In the data below, find every line that has the string "this", and copy it.

Dataset records:
▬▬▬
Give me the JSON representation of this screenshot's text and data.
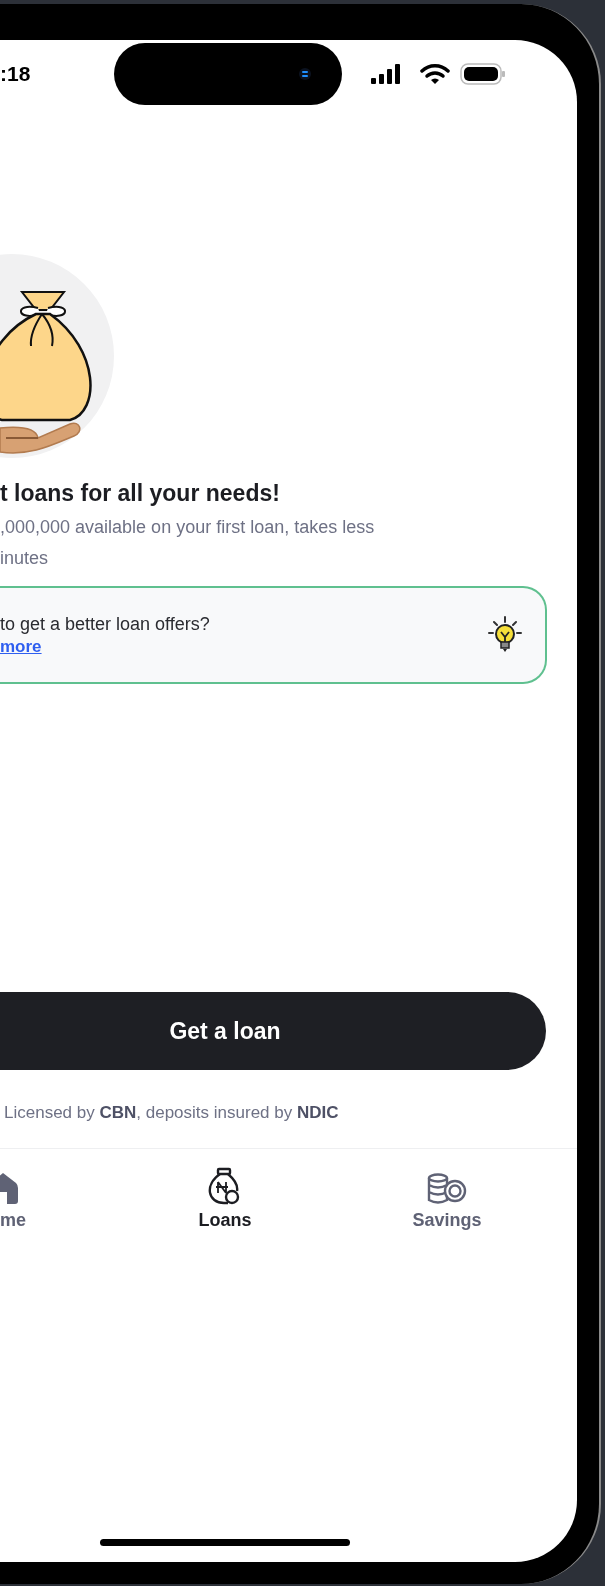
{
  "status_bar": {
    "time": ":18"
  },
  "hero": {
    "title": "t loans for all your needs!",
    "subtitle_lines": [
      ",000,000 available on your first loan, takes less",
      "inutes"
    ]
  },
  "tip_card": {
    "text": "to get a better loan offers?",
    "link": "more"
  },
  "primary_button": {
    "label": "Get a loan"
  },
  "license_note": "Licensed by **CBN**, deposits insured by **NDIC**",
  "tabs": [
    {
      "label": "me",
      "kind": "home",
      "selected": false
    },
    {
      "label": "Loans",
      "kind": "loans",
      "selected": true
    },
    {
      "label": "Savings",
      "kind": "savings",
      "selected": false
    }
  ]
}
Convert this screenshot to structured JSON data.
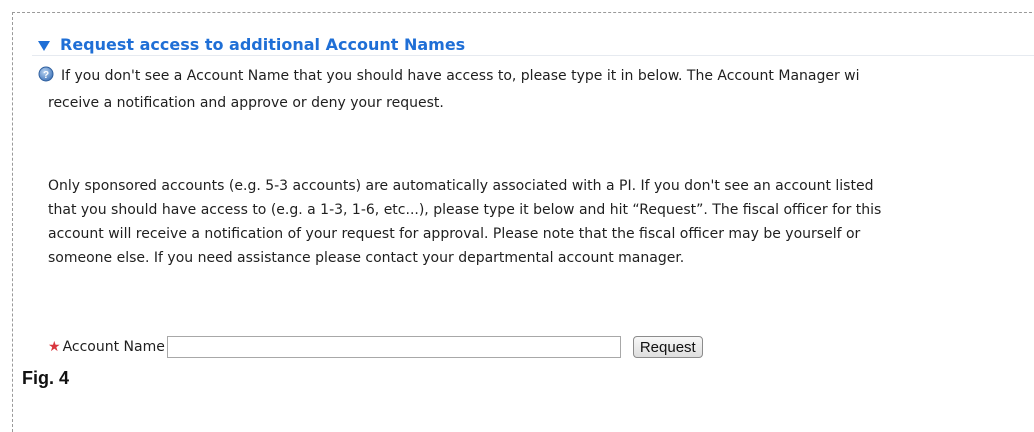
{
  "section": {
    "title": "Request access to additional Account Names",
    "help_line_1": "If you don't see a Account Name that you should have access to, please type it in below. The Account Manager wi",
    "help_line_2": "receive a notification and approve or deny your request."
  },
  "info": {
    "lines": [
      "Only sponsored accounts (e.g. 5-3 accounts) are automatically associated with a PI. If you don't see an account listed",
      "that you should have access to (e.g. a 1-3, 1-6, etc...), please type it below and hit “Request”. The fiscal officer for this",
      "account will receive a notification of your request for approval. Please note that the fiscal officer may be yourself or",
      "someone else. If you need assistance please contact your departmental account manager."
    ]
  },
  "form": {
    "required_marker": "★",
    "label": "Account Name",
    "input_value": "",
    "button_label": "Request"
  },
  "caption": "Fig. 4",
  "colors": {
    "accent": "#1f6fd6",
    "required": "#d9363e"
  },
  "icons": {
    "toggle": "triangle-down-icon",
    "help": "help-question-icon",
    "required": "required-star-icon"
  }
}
▬▬▬
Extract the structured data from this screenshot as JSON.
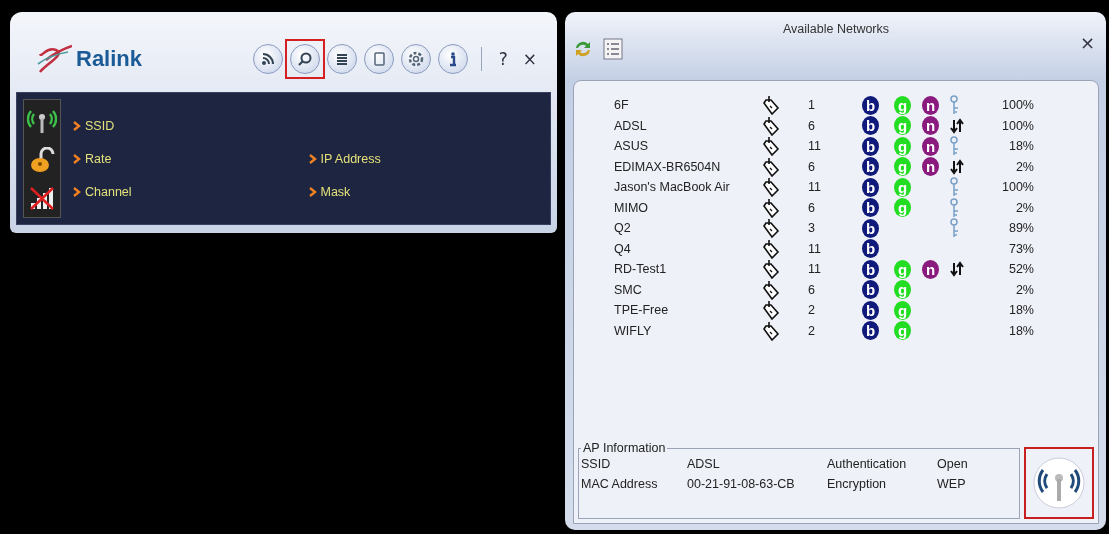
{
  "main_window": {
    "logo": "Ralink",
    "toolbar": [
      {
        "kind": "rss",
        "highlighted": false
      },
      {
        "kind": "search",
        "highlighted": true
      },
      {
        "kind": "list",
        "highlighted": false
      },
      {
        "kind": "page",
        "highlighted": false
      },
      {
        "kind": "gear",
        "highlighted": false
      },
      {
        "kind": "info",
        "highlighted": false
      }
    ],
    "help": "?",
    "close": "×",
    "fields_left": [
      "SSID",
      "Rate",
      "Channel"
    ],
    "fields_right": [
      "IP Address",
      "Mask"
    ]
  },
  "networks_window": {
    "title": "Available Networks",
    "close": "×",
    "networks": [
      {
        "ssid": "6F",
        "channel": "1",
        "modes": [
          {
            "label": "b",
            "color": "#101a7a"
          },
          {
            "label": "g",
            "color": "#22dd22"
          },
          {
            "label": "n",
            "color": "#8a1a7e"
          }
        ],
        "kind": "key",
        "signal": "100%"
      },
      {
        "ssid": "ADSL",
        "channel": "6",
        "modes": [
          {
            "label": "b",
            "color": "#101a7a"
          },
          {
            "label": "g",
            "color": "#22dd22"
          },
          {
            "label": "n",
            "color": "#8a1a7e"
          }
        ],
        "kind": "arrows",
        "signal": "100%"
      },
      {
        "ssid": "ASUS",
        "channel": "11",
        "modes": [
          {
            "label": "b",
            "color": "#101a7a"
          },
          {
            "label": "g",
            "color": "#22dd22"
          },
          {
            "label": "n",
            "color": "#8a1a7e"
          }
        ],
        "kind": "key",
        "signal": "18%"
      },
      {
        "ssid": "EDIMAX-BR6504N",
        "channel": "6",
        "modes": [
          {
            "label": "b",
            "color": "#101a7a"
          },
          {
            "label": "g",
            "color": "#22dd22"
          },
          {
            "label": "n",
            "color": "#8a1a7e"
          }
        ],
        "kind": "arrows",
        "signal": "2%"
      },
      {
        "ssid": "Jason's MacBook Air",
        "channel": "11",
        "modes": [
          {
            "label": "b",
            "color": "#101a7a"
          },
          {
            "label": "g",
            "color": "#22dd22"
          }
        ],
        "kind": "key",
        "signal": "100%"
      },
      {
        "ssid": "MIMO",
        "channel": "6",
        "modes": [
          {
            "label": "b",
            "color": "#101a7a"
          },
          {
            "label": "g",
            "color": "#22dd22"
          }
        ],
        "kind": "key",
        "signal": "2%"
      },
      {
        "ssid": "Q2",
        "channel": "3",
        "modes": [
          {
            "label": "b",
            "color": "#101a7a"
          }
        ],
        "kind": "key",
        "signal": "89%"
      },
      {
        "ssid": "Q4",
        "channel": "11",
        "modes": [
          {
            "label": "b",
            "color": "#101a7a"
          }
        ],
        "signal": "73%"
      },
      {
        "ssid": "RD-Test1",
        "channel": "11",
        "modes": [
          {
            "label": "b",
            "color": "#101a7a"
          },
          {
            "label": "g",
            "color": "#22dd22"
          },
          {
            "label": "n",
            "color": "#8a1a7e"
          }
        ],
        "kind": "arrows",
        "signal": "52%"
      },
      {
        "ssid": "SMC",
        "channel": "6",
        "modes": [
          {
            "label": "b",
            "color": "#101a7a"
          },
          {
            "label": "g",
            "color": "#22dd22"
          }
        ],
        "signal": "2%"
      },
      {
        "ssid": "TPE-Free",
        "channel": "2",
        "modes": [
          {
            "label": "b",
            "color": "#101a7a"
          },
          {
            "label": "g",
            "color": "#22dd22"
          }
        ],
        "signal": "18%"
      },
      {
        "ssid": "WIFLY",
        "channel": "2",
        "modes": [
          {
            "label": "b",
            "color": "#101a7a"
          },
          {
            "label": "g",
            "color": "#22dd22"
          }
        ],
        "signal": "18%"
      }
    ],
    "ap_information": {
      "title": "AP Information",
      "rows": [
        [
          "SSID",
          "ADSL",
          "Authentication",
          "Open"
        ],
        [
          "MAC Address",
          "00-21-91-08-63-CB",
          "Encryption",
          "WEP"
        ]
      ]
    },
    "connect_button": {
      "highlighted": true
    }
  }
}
▬▬▬
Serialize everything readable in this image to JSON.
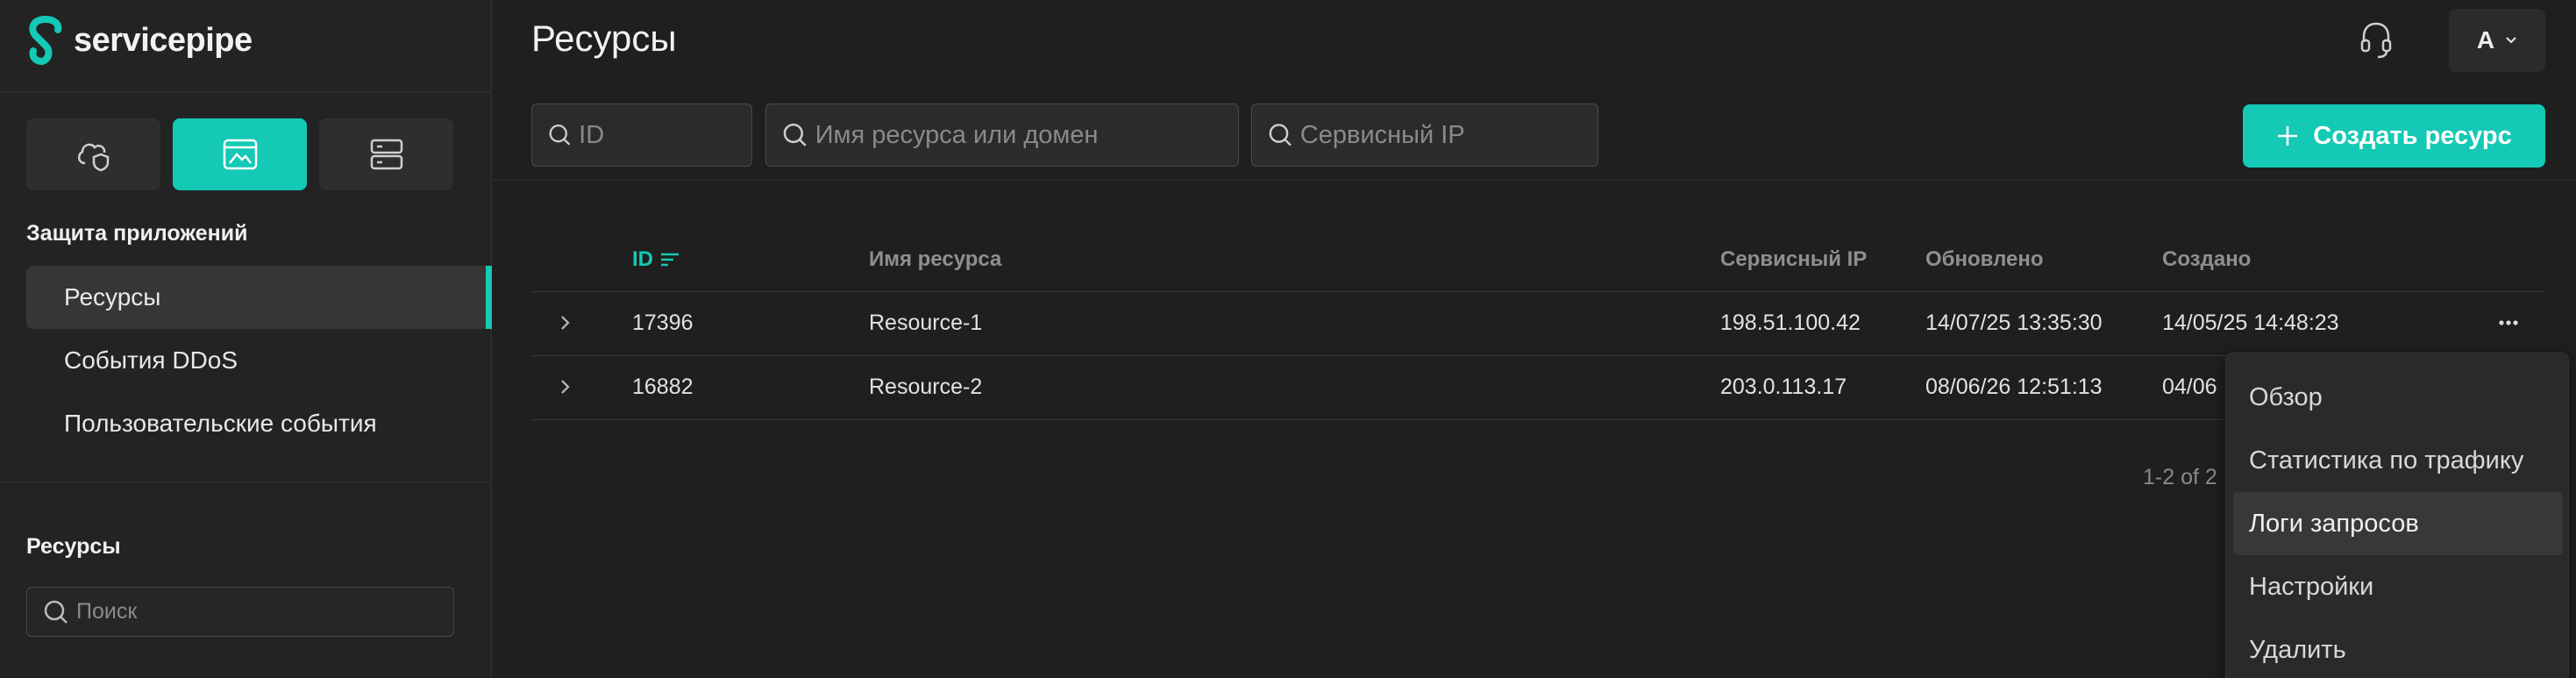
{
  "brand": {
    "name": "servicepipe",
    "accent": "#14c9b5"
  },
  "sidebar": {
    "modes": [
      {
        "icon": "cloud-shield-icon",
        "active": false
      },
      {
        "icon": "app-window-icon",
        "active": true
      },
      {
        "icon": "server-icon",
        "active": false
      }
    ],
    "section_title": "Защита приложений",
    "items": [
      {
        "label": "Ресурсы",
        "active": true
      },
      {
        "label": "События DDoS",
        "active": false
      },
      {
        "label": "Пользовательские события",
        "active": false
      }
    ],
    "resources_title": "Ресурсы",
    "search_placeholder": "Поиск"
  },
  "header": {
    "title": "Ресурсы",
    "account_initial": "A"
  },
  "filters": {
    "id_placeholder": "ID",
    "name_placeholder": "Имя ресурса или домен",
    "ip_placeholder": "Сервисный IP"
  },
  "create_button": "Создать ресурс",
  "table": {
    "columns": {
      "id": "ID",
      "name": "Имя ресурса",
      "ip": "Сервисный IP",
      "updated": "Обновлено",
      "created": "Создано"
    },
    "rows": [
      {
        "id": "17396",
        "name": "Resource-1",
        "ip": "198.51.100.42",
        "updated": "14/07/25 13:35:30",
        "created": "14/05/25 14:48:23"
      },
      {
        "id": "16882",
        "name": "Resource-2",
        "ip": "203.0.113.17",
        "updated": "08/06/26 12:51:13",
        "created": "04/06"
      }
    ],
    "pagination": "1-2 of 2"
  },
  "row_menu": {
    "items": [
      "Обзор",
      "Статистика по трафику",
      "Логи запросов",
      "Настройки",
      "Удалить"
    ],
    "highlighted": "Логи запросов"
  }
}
▬▬▬
Solved problem:
Give me the JSON representation of this screenshot's text and data.
Convert this screenshot to structured JSON data.
      "that you should have access to (e.g. a 1-3, 1-6, etc...), please type it below and hit “Request”. The fiscal officer for this",
Extract the structured data from this screenshot as JSON.
Serialize everything readable in this image to JSON.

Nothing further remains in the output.